(Dataset records)
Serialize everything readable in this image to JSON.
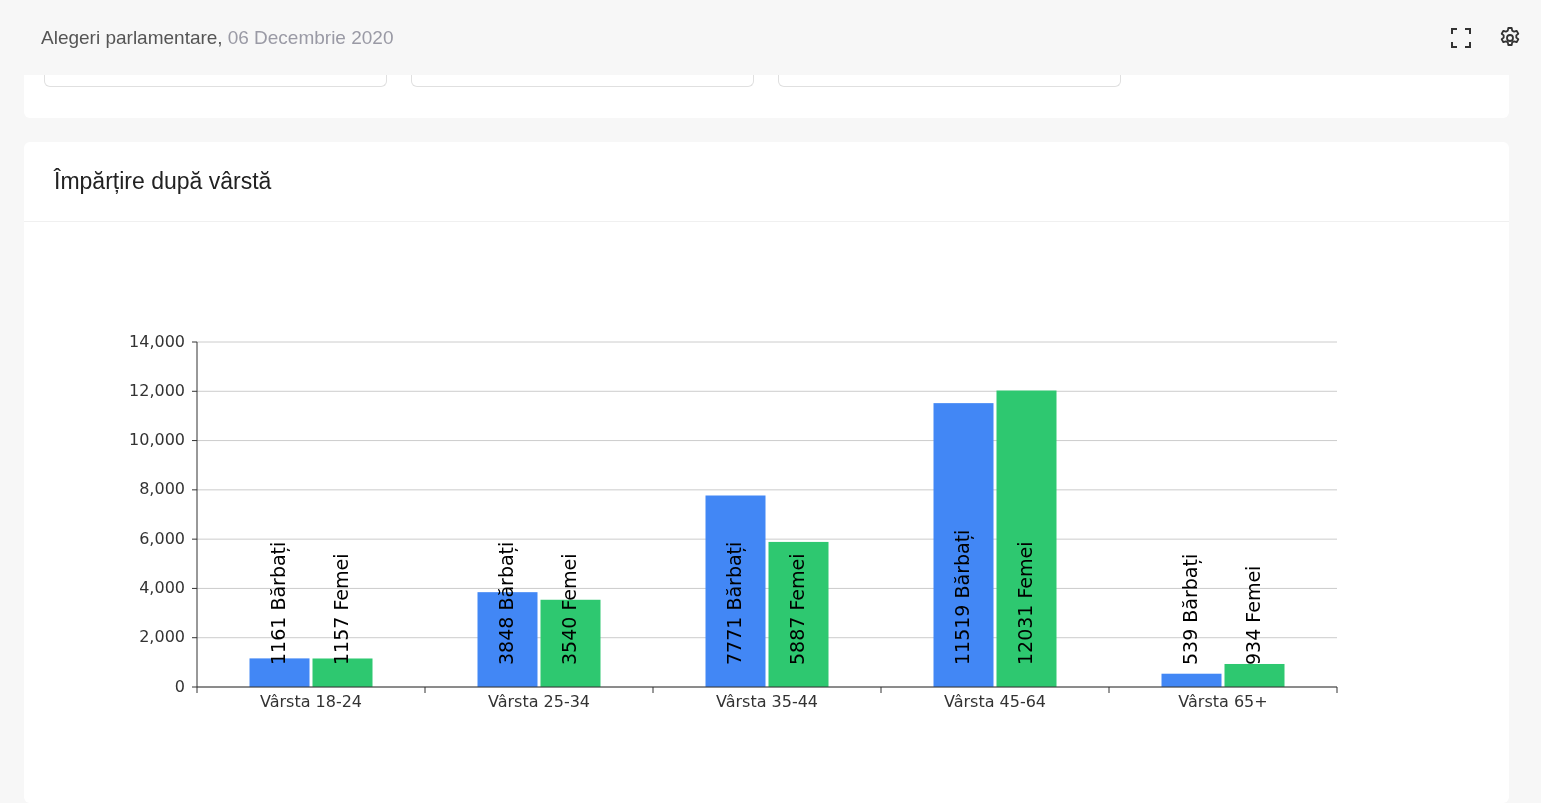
{
  "header": {
    "title": "Alegeri parlamentare",
    "separator": ",",
    "date": "06 Decembrie 2020"
  },
  "age_panel": {
    "title": "Împărțire după vârstă",
    "chart_data": {
      "type": "bar",
      "categories": [
        "Vârsta 18-24",
        "Vârsta 25-34",
        "Vârsta 35-44",
        "Vârsta 45-64",
        "Vârsta 65+"
      ],
      "series": [
        {
          "color": "#4287f5",
          "values": [
            1161,
            3848,
            7771,
            11519,
            539
          ],
          "value_labels": [
            "1161 Bărbați",
            "3848 Bărbați",
            "7771 Bărbați",
            "11519 Bărbați",
            "539 Bărbați"
          ]
        },
        {
          "color": "#2ec870",
          "values": [
            1157,
            3540,
            5887,
            12031,
            934
          ],
          "value_labels": [
            "1157 Femei",
            "3540 Femei",
            "5887 Femei",
            "12031 Femei",
            "934 Femei"
          ]
        }
      ],
      "ylim": [
        0,
        14000
      ],
      "yticks": [
        {
          "value": 0,
          "label": "0"
        },
        {
          "value": 2000,
          "label": "2,000"
        },
        {
          "value": 4000,
          "label": "4,000"
        },
        {
          "value": 6000,
          "label": "6,000"
        },
        {
          "value": 8000,
          "label": "8,000"
        },
        {
          "value": 10000,
          "label": "10,000"
        },
        {
          "value": 12000,
          "label": "12,000"
        },
        {
          "value": 14000,
          "label": "14,000"
        }
      ],
      "grid": true
    }
  }
}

#### WHAT THIS TASK INVOLVES
Determine the number of lines in the records that include the string "Femei", and respond with that number only.

#### TASK OUTPUT
5